:: DATA ENTRIES ::

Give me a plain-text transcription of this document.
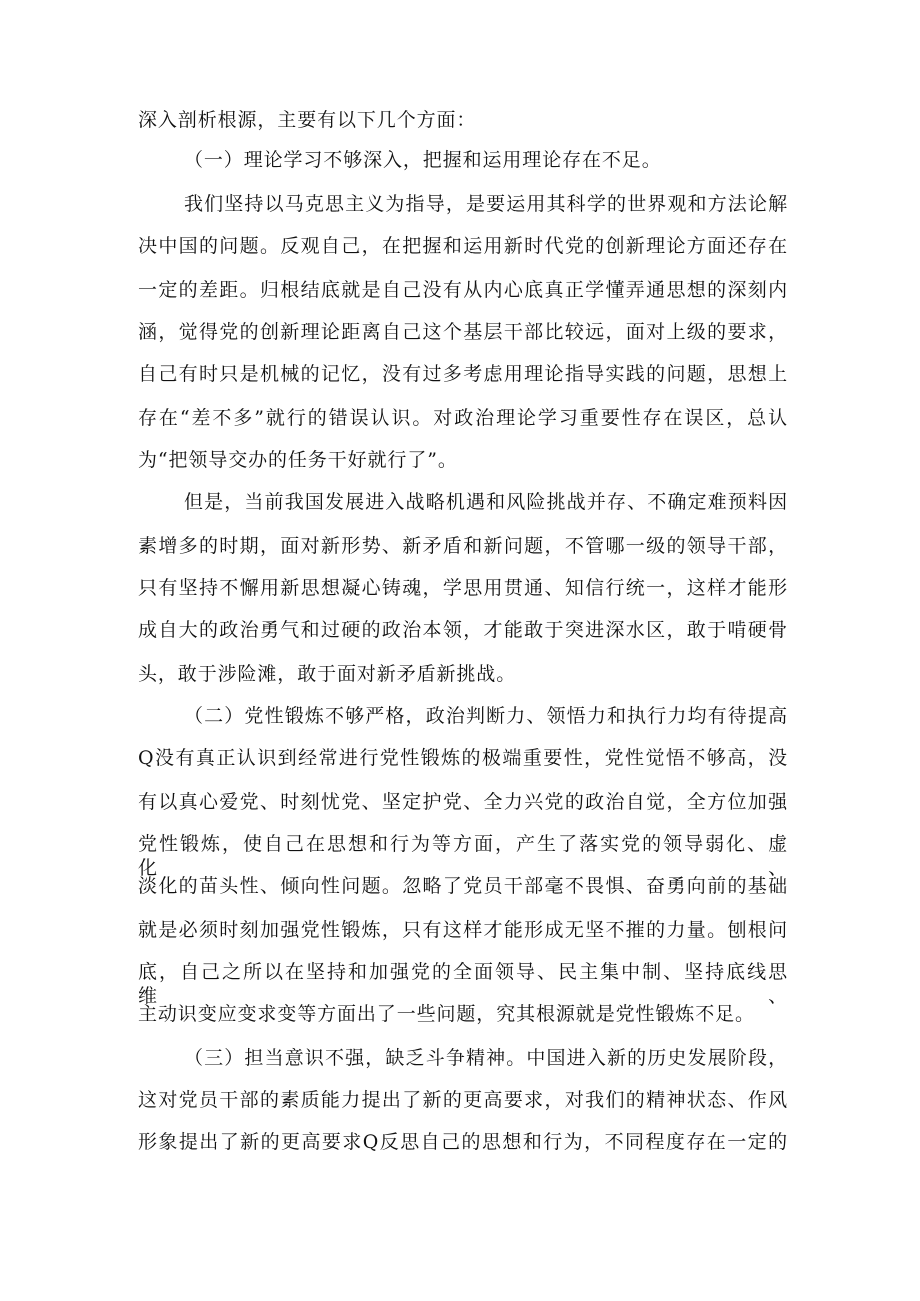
深入剖析根源，主要有以下几个方面：
（一）理论学习不够深入，把握和运用理论存在不足。
我们坚持以马克思主义为指导，是要运用其科学的世界观和方法论解
决中国的问题。反观自己，在把握和运用新时代党的创新理论方面还存在
一定的差距。归根结底就是自己没有从内心底真正学懂弄通思想的深刻内
涵，觉得党的创新理论距离自己这个基层干部比较远，面对上级的要求，
自己有时只是机械的记忆，没有过多考虑用理论指导实践的问题，思想上
存在“差不多”就行的错误认识。对政治理论学习重要性存在误区，总认
为“把领导交办的任务干好就行了”。
但是，当前我国发展进入战略机遇和风险挑战并存、不确定难预料因
素增多的时期，面对新形势、新矛盾和新问题，不管哪一级的领导干部，
只有坚持不懈用新思想凝心铸魂，学思用贯通、知信行统一，这样才能形
成自大的政治勇气和过硬的政治本领，才能敢于突进深水区，敢于啃硬骨
头，敢于涉险滩，敢于面对新矛盾新挑战。
（二）党性锻炼不够严格，政治判断力、领悟力和执行力均有待提高
Q没有真正认识到经常进行党性锻炼的极端重要性，党性觉悟不够高，没
有以真心爱党、时刻忧党、坚定护党、全力兴党的政治自觉，全方位加强
党性锻炼，使自己在思想和行为等方面，产生了落实党的领导弱化、虚化、
淡化的苗头性、倾向性问题。忽略了党员干部毫不畏惧、奋勇向前的基础
就是必须时刻加强党性锻炼，只有这样才能形成无坚不摧的力量。刨根问
底，自己之所以在坚持和加强党的全面领导、民主集中制、坚持底线思维、
主动识变应变求变等方面出了一些问题，究其根源就是党性锻炼不足。
（三）担当意识不强，缺乏斗争精神。中国进入新的历史发展阶段，
这对党员干部的素质能力提出了新的更高要求，对我们的精神状态、作风
形象提出了新的更高要求Q反思自己的思想和行为，不同程度存在一定的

:::

*WHAT THE TASK REQUIRES*. Transcribe every record above exactly, leaving out the pictures.

*SOLUTION FOR THIS PROBLEM*.
Give me a plain-text transcription of this document.
深入剖析根源，主要有以下几个方面：
（一）理论学习不够深入，把握和运用理论存在不足。
我们坚持以马克思主义为指导，是要运用其科学的世界观和方法论解
决中国的问题。反观自己，在把握和运用新时代党的创新理论方面还存在
一定的差距。归根结底就是自己没有从内心底真正学懂弄通思想的深刻内
涵，觉得党的创新理论距离自己这个基层干部比较远，面对上级的要求，
自己有时只是机械的记忆，没有过多考虑用理论指导实践的问题，思想上
存在“差不多”就行的错误认识。对政治理论学习重要性存在误区，总认
为“把领导交办的任务干好就行了”。
但是，当前我国发展进入战略机遇和风险挑战并存、不确定难预料因
素增多的时期，面对新形势、新矛盾和新问题，不管哪一级的领导干部，
只有坚持不懈用新思想凝心铸魂，学思用贯通、知信行统一，这样才能形
成自大的政治勇气和过硬的政治本领，才能敢于突进深水区，敢于啃硬骨
头，敢于涉险滩，敢于面对新矛盾新挑战。
（二）党性锻炼不够严格，政治判断力、领悟力和执行力均有待提高
Q没有真正认识到经常进行党性锻炼的极端重要性，党性觉悟不够高，没
有以真心爱党、时刻忧党、坚定护党、全力兴党的政治自觉，全方位加强
党性锻炼，使自己在思想和行为等方面，产生了落实党的领导弱化、虚化、
淡化的苗头性、倾向性问题。忽略了党员干部毫不畏惧、奋勇向前的基础
就是必须时刻加强党性锻炼，只有这样才能形成无坚不摧的力量。刨根问
底，自己之所以在坚持和加强党的全面领导、民主集中制、坚持底线思维、
主动识变应变求变等方面出了一些问题，究其根源就是党性锻炼不足。
（三）担当意识不强，缺乏斗争精神。中国进入新的历史发展阶段，
这对党员干部的素质能力提出了新的更高要求，对我们的精神状态、作风
形象提出了新的更高要求Q反思自己的思想和行为，不同程度存在一定的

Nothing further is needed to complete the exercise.